Copy out all lines with the word "Bruxelles" in them.

* BEGIN *

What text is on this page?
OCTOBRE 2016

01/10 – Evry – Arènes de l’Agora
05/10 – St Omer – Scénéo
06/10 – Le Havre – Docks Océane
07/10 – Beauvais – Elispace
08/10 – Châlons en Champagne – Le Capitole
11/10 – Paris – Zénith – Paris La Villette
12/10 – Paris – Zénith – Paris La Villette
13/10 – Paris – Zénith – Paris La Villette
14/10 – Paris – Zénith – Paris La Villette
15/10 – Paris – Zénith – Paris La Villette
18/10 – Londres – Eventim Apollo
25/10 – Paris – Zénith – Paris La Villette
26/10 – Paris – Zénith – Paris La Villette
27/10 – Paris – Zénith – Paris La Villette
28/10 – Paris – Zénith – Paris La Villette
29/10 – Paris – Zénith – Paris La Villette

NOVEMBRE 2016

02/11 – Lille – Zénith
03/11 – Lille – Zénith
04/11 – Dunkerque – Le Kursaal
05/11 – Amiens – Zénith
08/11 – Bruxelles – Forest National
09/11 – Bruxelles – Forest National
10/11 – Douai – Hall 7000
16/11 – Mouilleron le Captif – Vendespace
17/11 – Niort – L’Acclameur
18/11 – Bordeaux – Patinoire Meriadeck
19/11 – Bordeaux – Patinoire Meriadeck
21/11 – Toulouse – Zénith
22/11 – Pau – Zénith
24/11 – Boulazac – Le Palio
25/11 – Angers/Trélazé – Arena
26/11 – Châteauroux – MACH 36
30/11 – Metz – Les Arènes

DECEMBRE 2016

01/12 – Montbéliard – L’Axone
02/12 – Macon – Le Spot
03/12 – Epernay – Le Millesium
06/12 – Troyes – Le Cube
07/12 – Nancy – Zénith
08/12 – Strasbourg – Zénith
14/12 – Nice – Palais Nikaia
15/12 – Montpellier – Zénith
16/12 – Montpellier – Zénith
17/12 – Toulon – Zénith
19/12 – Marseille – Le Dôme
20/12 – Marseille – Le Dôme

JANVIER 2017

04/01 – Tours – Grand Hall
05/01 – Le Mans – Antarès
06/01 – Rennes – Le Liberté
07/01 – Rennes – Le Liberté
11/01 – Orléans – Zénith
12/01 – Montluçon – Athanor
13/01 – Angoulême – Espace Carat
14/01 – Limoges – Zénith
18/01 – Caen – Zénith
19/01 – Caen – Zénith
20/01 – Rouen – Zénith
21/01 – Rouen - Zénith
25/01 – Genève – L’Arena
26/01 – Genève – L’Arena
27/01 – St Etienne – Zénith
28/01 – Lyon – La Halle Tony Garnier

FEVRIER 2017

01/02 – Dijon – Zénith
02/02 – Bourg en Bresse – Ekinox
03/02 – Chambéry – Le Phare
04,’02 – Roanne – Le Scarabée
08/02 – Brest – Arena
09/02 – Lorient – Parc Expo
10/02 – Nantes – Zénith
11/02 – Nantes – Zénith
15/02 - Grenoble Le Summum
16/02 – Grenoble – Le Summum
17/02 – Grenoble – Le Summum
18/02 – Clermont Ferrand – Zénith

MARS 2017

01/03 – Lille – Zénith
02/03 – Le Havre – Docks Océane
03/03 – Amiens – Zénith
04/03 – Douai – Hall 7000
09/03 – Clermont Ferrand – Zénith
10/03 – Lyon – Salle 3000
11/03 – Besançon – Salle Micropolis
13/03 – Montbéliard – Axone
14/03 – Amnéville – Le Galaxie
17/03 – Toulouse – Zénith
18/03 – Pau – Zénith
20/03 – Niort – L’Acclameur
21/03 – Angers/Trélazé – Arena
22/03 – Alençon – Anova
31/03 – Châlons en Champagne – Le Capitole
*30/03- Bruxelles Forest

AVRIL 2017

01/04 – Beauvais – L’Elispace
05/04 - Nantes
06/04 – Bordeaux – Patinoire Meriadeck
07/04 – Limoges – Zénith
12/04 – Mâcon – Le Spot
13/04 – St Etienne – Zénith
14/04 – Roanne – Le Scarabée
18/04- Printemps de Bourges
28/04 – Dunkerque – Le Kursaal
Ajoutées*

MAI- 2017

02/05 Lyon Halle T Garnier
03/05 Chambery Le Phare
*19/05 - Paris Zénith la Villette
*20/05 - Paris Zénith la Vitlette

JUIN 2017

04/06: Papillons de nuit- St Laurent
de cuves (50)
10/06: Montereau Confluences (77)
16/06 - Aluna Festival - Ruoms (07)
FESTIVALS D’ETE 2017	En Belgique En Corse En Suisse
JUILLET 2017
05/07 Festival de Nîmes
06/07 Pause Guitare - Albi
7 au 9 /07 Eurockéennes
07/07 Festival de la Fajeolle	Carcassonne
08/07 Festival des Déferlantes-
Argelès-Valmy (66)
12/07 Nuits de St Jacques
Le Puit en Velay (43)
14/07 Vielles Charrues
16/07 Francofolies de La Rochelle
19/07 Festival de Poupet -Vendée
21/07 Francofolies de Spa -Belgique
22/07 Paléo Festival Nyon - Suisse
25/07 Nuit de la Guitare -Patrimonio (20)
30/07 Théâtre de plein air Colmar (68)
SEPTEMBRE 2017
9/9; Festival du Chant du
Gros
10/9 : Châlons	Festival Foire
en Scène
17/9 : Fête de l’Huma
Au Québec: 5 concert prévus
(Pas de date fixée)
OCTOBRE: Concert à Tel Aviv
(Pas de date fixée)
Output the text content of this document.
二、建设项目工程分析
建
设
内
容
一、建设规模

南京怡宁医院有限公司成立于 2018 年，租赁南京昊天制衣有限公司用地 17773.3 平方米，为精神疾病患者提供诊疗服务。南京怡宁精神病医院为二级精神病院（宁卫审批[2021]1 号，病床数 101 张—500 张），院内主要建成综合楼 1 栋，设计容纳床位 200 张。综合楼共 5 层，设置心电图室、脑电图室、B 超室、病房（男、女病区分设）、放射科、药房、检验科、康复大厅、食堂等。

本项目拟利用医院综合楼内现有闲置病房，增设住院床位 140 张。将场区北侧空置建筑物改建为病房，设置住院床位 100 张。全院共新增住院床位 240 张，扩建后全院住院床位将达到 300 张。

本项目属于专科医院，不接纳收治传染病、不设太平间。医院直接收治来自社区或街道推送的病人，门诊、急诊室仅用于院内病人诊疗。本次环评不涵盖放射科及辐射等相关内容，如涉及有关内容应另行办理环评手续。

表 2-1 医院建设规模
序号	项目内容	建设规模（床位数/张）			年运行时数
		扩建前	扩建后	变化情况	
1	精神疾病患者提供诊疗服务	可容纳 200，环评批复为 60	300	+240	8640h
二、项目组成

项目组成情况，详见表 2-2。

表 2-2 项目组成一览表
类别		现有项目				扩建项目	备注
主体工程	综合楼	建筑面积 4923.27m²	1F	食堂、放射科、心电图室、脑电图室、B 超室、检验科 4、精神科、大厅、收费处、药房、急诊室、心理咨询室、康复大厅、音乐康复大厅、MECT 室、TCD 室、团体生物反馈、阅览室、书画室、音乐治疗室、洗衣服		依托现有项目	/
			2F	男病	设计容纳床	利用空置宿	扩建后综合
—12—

* END *

▸ Response
08/11 – Bruxelles – Forest National
09/11 – Bruxelles – Forest National
*30/03- Bruxelles Forest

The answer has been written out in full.